### GOAL
Print the entries in full, word for word, but not the pictures.

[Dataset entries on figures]
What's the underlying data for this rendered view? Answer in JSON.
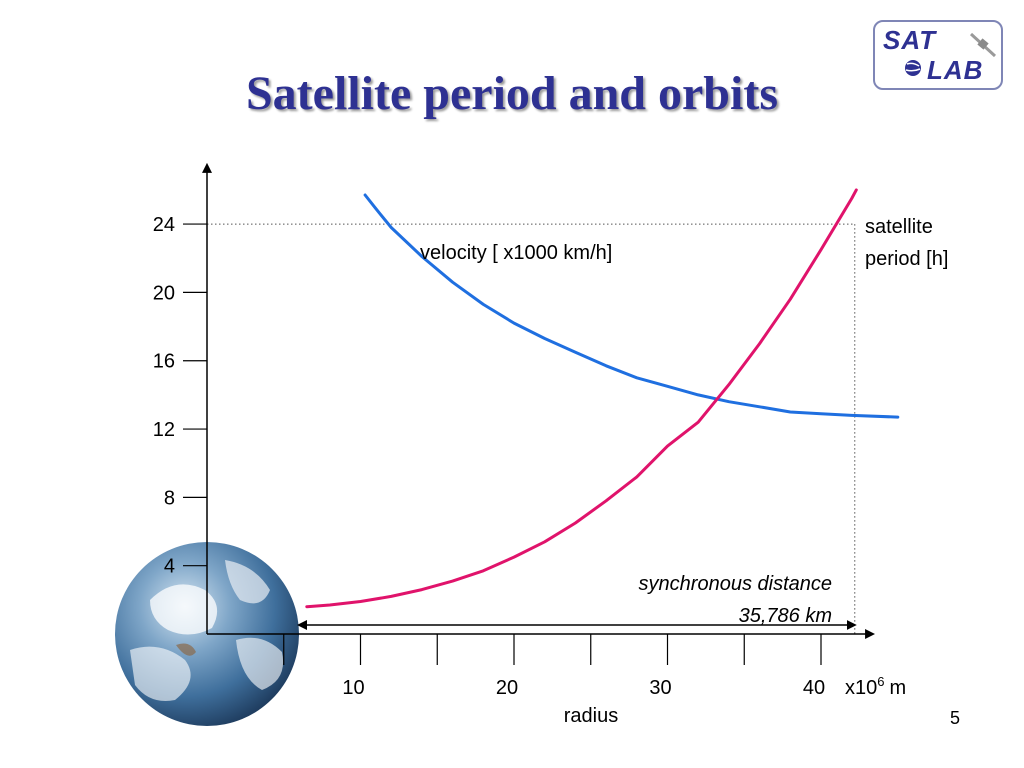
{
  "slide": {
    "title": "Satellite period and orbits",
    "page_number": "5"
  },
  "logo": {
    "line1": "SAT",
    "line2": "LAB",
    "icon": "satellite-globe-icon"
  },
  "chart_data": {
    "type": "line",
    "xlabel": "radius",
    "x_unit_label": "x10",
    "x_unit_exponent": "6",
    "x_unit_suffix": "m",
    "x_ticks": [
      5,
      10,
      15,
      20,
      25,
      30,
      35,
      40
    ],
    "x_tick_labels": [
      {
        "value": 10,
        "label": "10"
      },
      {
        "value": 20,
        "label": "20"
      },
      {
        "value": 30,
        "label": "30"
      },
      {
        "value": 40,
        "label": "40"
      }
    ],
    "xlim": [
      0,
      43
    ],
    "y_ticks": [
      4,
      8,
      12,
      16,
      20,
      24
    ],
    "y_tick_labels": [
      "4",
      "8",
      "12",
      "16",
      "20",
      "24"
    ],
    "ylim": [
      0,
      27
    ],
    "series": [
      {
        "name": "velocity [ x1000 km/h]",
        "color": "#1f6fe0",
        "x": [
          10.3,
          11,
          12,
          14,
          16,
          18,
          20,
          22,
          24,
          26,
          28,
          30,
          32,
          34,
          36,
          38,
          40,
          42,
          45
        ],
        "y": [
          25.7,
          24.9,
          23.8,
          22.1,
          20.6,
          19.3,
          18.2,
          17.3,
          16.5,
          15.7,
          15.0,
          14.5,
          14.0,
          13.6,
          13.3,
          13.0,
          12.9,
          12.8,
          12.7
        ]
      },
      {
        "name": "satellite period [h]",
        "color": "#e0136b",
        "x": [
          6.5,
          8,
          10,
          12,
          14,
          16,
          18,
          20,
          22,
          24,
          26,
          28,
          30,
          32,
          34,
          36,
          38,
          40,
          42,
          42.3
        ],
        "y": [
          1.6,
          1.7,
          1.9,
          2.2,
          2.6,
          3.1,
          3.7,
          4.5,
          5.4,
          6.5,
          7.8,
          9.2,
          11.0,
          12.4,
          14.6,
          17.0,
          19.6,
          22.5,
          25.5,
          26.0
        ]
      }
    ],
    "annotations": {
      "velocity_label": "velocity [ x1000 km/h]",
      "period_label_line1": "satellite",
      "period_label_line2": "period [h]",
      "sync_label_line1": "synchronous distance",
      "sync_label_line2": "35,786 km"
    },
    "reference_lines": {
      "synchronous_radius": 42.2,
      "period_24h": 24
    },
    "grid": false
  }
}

### WRITTEN REPLY
What's the underlying data for this rendered view? Answer in JSON.
{
  "slide": {
    "title": "Satellite period and orbits",
    "page_number": "5"
  },
  "logo": {
    "line1": "SAT",
    "line2": "LAB",
    "icon": "satellite-globe-icon"
  },
  "chart_data": {
    "type": "line",
    "xlabel": "radius",
    "x_unit_label": "x10",
    "x_unit_exponent": "6",
    "x_unit_suffix": "m",
    "x_ticks": [
      5,
      10,
      15,
      20,
      25,
      30,
      35,
      40
    ],
    "x_tick_labels": [
      {
        "value": 10,
        "label": "10"
      },
      {
        "value": 20,
        "label": "20"
      },
      {
        "value": 30,
        "label": "30"
      },
      {
        "value": 40,
        "label": "40"
      }
    ],
    "xlim": [
      0,
      43
    ],
    "y_ticks": [
      4,
      8,
      12,
      16,
      20,
      24
    ],
    "y_tick_labels": [
      "4",
      "8",
      "12",
      "16",
      "20",
      "24"
    ],
    "ylim": [
      0,
      27
    ],
    "series": [
      {
        "name": "velocity [ x1000 km/h]",
        "color": "#1f6fe0",
        "x": [
          10.3,
          11,
          12,
          14,
          16,
          18,
          20,
          22,
          24,
          26,
          28,
          30,
          32,
          34,
          36,
          38,
          40,
          42,
          45
        ],
        "y": [
          25.7,
          24.9,
          23.8,
          22.1,
          20.6,
          19.3,
          18.2,
          17.3,
          16.5,
          15.7,
          15.0,
          14.5,
          14.0,
          13.6,
          13.3,
          13.0,
          12.9,
          12.8,
          12.7
        ]
      },
      {
        "name": "satellite period [h]",
        "color": "#e0136b",
        "x": [
          6.5,
          8,
          10,
          12,
          14,
          16,
          18,
          20,
          22,
          24,
          26,
          28,
          30,
          32,
          34,
          36,
          38,
          40,
          42,
          42.3
        ],
        "y": [
          1.6,
          1.7,
          1.9,
          2.2,
          2.6,
          3.1,
          3.7,
          4.5,
          5.4,
          6.5,
          7.8,
          9.2,
          11.0,
          12.4,
          14.6,
          17.0,
          19.6,
          22.5,
          25.5,
          26.0
        ]
      }
    ],
    "annotations": {
      "velocity_label": "velocity [ x1000 km/h]",
      "period_label_line1": "satellite",
      "period_label_line2": "period [h]",
      "sync_label_line1": "synchronous distance",
      "sync_label_line2": "35,786 km"
    },
    "reference_lines": {
      "synchronous_radius": 42.2,
      "period_24h": 24
    },
    "grid": false
  }
}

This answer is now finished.